++++ THE RECORDS ++++
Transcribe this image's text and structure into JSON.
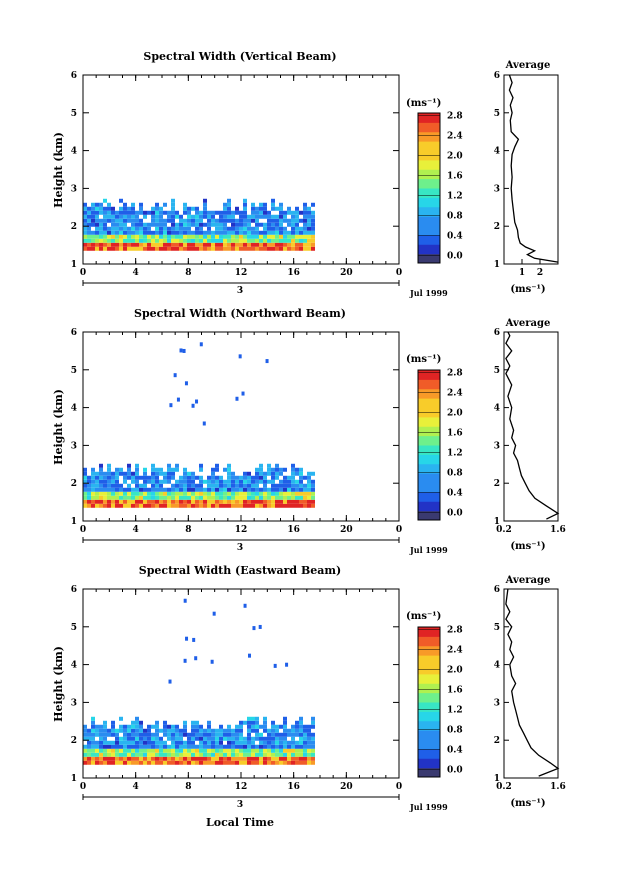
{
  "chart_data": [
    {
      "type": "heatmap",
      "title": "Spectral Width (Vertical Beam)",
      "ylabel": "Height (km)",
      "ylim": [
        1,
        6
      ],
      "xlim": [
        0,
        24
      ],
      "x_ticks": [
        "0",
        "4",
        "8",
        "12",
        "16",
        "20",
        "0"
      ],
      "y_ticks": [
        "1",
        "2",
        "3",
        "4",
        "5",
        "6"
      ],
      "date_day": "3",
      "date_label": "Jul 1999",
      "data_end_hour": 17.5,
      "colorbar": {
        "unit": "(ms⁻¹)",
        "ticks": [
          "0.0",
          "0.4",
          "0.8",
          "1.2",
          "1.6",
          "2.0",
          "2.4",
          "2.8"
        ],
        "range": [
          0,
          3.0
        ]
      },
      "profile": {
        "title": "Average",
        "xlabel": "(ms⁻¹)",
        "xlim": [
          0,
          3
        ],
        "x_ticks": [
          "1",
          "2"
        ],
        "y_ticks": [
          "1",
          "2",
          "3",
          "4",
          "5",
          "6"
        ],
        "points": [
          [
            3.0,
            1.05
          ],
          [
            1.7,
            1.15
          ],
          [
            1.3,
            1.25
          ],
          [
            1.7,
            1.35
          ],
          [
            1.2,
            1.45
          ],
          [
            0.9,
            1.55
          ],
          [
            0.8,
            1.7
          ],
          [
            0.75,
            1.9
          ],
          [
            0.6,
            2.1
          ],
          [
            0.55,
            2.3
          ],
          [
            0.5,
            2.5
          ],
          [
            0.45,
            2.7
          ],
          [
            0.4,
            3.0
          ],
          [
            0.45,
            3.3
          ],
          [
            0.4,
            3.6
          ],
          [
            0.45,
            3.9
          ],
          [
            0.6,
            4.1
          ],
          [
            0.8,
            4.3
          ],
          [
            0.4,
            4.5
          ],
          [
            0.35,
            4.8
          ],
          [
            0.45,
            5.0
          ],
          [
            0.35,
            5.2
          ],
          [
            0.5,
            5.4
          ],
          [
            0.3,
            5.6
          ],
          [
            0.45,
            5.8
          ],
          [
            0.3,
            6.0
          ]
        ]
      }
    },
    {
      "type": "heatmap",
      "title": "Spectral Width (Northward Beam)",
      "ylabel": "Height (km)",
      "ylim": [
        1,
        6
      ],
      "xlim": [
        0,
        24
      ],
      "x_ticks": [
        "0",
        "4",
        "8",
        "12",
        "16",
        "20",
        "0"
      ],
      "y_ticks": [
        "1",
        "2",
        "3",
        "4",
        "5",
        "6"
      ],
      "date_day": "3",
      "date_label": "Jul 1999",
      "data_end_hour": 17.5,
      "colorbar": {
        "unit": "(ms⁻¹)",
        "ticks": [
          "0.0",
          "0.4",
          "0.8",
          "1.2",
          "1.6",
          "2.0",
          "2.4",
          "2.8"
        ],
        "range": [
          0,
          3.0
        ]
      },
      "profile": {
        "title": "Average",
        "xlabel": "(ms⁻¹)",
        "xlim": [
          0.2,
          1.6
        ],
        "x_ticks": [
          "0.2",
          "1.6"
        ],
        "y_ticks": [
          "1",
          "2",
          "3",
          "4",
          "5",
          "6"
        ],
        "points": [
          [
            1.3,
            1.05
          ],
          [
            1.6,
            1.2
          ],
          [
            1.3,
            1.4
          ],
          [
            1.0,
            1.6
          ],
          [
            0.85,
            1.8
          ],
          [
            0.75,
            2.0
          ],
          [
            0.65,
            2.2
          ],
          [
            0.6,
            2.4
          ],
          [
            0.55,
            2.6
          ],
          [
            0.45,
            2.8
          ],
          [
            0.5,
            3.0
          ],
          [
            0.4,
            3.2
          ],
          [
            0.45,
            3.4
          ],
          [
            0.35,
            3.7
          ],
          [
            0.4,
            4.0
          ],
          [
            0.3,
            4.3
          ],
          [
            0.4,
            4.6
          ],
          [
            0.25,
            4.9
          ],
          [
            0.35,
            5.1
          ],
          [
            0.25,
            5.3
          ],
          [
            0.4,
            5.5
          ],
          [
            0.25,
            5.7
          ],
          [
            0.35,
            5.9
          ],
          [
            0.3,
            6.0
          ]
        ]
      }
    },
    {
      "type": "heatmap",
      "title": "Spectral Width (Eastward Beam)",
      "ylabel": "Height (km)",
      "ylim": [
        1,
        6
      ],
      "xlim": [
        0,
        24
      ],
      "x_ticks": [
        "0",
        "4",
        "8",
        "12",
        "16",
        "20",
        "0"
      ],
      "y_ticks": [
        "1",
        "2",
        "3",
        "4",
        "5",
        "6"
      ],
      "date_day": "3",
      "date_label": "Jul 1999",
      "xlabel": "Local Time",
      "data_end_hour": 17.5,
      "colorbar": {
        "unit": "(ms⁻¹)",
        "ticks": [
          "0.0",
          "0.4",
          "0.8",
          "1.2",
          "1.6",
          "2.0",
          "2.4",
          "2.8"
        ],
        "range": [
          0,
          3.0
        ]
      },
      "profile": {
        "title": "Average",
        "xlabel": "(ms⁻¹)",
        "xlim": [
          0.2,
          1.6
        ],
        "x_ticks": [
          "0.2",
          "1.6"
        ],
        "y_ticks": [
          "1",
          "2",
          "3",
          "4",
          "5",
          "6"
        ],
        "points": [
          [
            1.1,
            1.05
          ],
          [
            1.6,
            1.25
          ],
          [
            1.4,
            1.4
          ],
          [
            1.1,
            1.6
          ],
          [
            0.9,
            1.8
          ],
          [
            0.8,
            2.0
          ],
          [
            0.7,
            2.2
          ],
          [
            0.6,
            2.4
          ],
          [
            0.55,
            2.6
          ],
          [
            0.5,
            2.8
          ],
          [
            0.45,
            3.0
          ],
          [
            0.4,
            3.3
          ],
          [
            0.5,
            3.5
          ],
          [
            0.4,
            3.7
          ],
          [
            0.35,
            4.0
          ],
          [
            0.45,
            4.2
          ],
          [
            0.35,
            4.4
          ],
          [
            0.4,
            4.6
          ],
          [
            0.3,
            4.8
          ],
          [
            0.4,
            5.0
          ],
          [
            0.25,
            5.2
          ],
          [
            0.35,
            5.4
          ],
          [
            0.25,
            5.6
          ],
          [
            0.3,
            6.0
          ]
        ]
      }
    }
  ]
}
++++
WHAT IS EXPECTED =
Every entry must be reproduced exactly, with the images left out.

PROBLEM SOLUTION =
Transcribe this image's text and structure into JSON.
{
  "chart_data": [
    {
      "type": "heatmap",
      "title": "Spectral Width (Vertical Beam)",
      "ylabel": "Height (km)",
      "ylim": [
        1,
        6
      ],
      "xlim": [
        0,
        24
      ],
      "x_ticks": [
        "0",
        "4",
        "8",
        "12",
        "16",
        "20",
        "0"
      ],
      "y_ticks": [
        "1",
        "2",
        "3",
        "4",
        "5",
        "6"
      ],
      "date_day": "3",
      "date_label": "Jul 1999",
      "data_end_hour": 17.5,
      "colorbar": {
        "unit": "(ms⁻¹)",
        "ticks": [
          "0.0",
          "0.4",
          "0.8",
          "1.2",
          "1.6",
          "2.0",
          "2.4",
          "2.8"
        ],
        "range": [
          0,
          3.0
        ]
      },
      "profile": {
        "title": "Average",
        "xlabel": "(ms⁻¹)",
        "xlim": [
          0,
          3
        ],
        "x_ticks": [
          "1",
          "2"
        ],
        "y_ticks": [
          "1",
          "2",
          "3",
          "4",
          "5",
          "6"
        ],
        "points": [
          [
            3.0,
            1.05
          ],
          [
            1.7,
            1.15
          ],
          [
            1.3,
            1.25
          ],
          [
            1.7,
            1.35
          ],
          [
            1.2,
            1.45
          ],
          [
            0.9,
            1.55
          ],
          [
            0.8,
            1.7
          ],
          [
            0.75,
            1.9
          ],
          [
            0.6,
            2.1
          ],
          [
            0.55,
            2.3
          ],
          [
            0.5,
            2.5
          ],
          [
            0.45,
            2.7
          ],
          [
            0.4,
            3.0
          ],
          [
            0.45,
            3.3
          ],
          [
            0.4,
            3.6
          ],
          [
            0.45,
            3.9
          ],
          [
            0.6,
            4.1
          ],
          [
            0.8,
            4.3
          ],
          [
            0.4,
            4.5
          ],
          [
            0.35,
            4.8
          ],
          [
            0.45,
            5.0
          ],
          [
            0.35,
            5.2
          ],
          [
            0.5,
            5.4
          ],
          [
            0.3,
            5.6
          ],
          [
            0.45,
            5.8
          ],
          [
            0.3,
            6.0
          ]
        ]
      }
    },
    {
      "type": "heatmap",
      "title": "Spectral Width (Northward Beam)",
      "ylabel": "Height (km)",
      "ylim": [
        1,
        6
      ],
      "xlim": [
        0,
        24
      ],
      "x_ticks": [
        "0",
        "4",
        "8",
        "12",
        "16",
        "20",
        "0"
      ],
      "y_ticks": [
        "1",
        "2",
        "3",
        "4",
        "5",
        "6"
      ],
      "date_day": "3",
      "date_label": "Jul 1999",
      "data_end_hour": 17.5,
      "colorbar": {
        "unit": "(ms⁻¹)",
        "ticks": [
          "0.0",
          "0.4",
          "0.8",
          "1.2",
          "1.6",
          "2.0",
          "2.4",
          "2.8"
        ],
        "range": [
          0,
          3.0
        ]
      },
      "profile": {
        "title": "Average",
        "xlabel": "(ms⁻¹)",
        "xlim": [
          0.2,
          1.6
        ],
        "x_ticks": [
          "0.2",
          "1.6"
        ],
        "y_ticks": [
          "1",
          "2",
          "3",
          "4",
          "5",
          "6"
        ],
        "points": [
          [
            1.3,
            1.05
          ],
          [
            1.6,
            1.2
          ],
          [
            1.3,
            1.4
          ],
          [
            1.0,
            1.6
          ],
          [
            0.85,
            1.8
          ],
          [
            0.75,
            2.0
          ],
          [
            0.65,
            2.2
          ],
          [
            0.6,
            2.4
          ],
          [
            0.55,
            2.6
          ],
          [
            0.45,
            2.8
          ],
          [
            0.5,
            3.0
          ],
          [
            0.4,
            3.2
          ],
          [
            0.45,
            3.4
          ],
          [
            0.35,
            3.7
          ],
          [
            0.4,
            4.0
          ],
          [
            0.3,
            4.3
          ],
          [
            0.4,
            4.6
          ],
          [
            0.25,
            4.9
          ],
          [
            0.35,
            5.1
          ],
          [
            0.25,
            5.3
          ],
          [
            0.4,
            5.5
          ],
          [
            0.25,
            5.7
          ],
          [
            0.35,
            5.9
          ],
          [
            0.3,
            6.0
          ]
        ]
      }
    },
    {
      "type": "heatmap",
      "title": "Spectral Width (Eastward Beam)",
      "ylabel": "Height (km)",
      "ylim": [
        1,
        6
      ],
      "xlim": [
        0,
        24
      ],
      "x_ticks": [
        "0",
        "4",
        "8",
        "12",
        "16",
        "20",
        "0"
      ],
      "y_ticks": [
        "1",
        "2",
        "3",
        "4",
        "5",
        "6"
      ],
      "date_day": "3",
      "date_label": "Jul 1999",
      "xlabel": "Local Time",
      "data_end_hour": 17.5,
      "colorbar": {
        "unit": "(ms⁻¹)",
        "ticks": [
          "0.0",
          "0.4",
          "0.8",
          "1.2",
          "1.6",
          "2.0",
          "2.4",
          "2.8"
        ],
        "range": [
          0,
          3.0
        ]
      },
      "profile": {
        "title": "Average",
        "xlabel": "(ms⁻¹)",
        "xlim": [
          0.2,
          1.6
        ],
        "x_ticks": [
          "0.2",
          "1.6"
        ],
        "y_ticks": [
          "1",
          "2",
          "3",
          "4",
          "5",
          "6"
        ],
        "points": [
          [
            1.1,
            1.05
          ],
          [
            1.6,
            1.25
          ],
          [
            1.4,
            1.4
          ],
          [
            1.1,
            1.6
          ],
          [
            0.9,
            1.8
          ],
          [
            0.8,
            2.0
          ],
          [
            0.7,
            2.2
          ],
          [
            0.6,
            2.4
          ],
          [
            0.55,
            2.6
          ],
          [
            0.5,
            2.8
          ],
          [
            0.45,
            3.0
          ],
          [
            0.4,
            3.3
          ],
          [
            0.5,
            3.5
          ],
          [
            0.4,
            3.7
          ],
          [
            0.35,
            4.0
          ],
          [
            0.45,
            4.2
          ],
          [
            0.35,
            4.4
          ],
          [
            0.4,
            4.6
          ],
          [
            0.3,
            4.8
          ],
          [
            0.4,
            5.0
          ],
          [
            0.25,
            5.2
          ],
          [
            0.35,
            5.4
          ],
          [
            0.25,
            5.6
          ],
          [
            0.3,
            6.0
          ]
        ]
      }
    }
  ]
}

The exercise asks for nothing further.